### What this task involves
Return each line that holds the word "xaritalarning".

### Records for this exercise
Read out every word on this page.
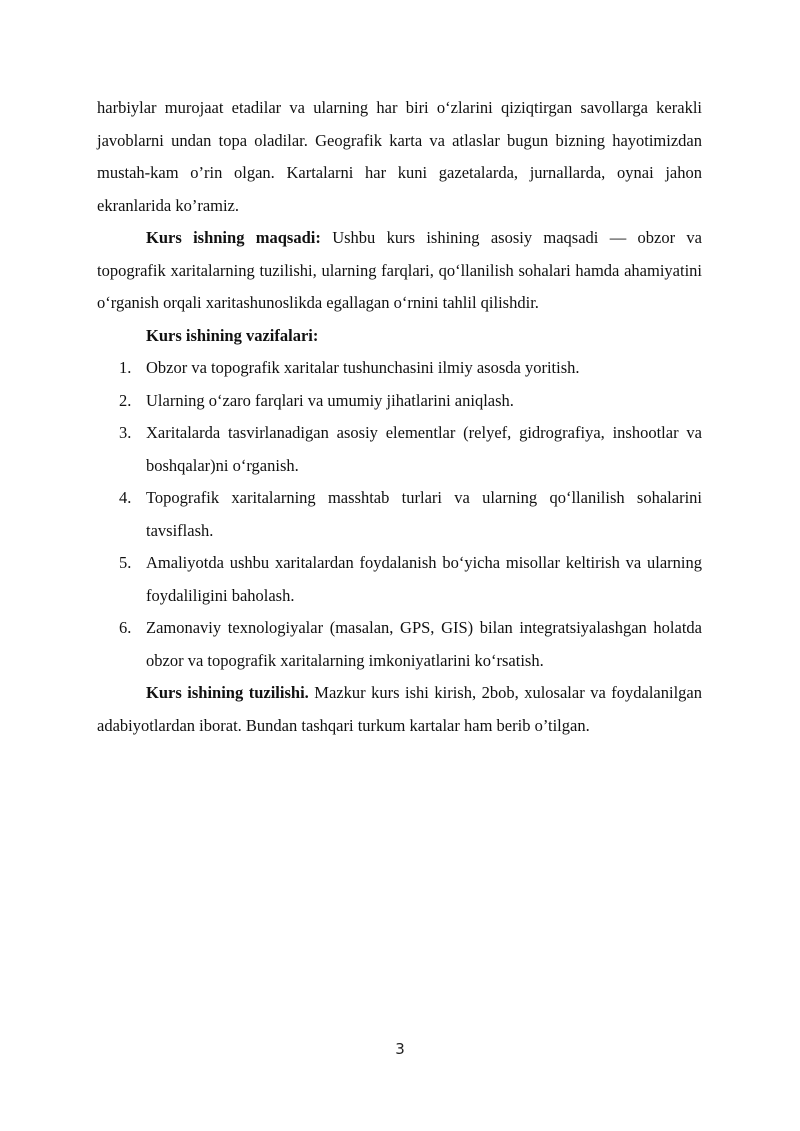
harbiylar murojaat etadilar va ularning har biri o‘zlarini qiziqtirgan savollarga kerakli javoblarni undan topa oladilar. Geografik karta va atlaslar bugun bizning hayotimizdan mustah-kam o’rin olgan. Kartalarni har kuni gazetalarda, jurnallarda, oynai jahon ekranlarida ko’ramiz.

Kurs ishning maqsadi: Ushbu kurs ishining asosiy maqsadi — obzor va topografik xaritalarning tuzilishi, ularning farqlari, qo‘llanilish sohalari hamda ahamiyatini o‘rganish orqali xaritashunoslikda egallagan o‘rnini tahlil qilishdir.

Kurs ishining vazifalari:

1. Obzor va topografik xaritalar tushunchasini ilmiy asosda yoritish.
2. Ularning o‘zaro farqlari va umumiy jihatlarini aniqlash.
3. Xaritalarda tasvirlanadigan asosiy elementlar (relyef, gidrografiya, inshootlar va boshqalar)ni o‘rganish.
4. Topografik xaritalarning masshtab turlari va ularning qo‘llanilish sohalarini tavsiflash.
5. Amaliyotda ushbu xaritalardan foydalanish bo‘yicha misollar keltirish va ularning foydaliligini baholash.
6. Zamonaviy texnologiyalar (masalan, GPS, GIS) bilan integratsiyalashgan holatda obzor va topografik xaritalarning imkoniyatlarini ko‘rsatish.

Kurs ishining tuzilishi. Mazkur kurs ishi kirish, 2bob, xulosalar va foydalanilgan adabiyotlardan iborat. Bundan tashqari turkum kartalar ham berib o’tilgan.

3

### Task output
Kurs ishning maqsadi: Ushbu kurs ishining asosiy maqsadi — obzor va topografik xaritalarning tuzilishi, ularning farqlari, qo‘llanilish sohalari hamda ahamiyatini o‘rganish orqali xaritashunoslikda egallagan o‘rnini tahlil qilishdir.
4. Topografik xaritalarning masshtab turlari va ularning qo‘llanilish sohalarini tavsiflash.
6. Zamonaviy texnologiyalar (masalan, GPS, GIS) bilan integratsiyalashgan holatda obzor va topografik xaritalarning imkoniyatlarini ko‘rsatish.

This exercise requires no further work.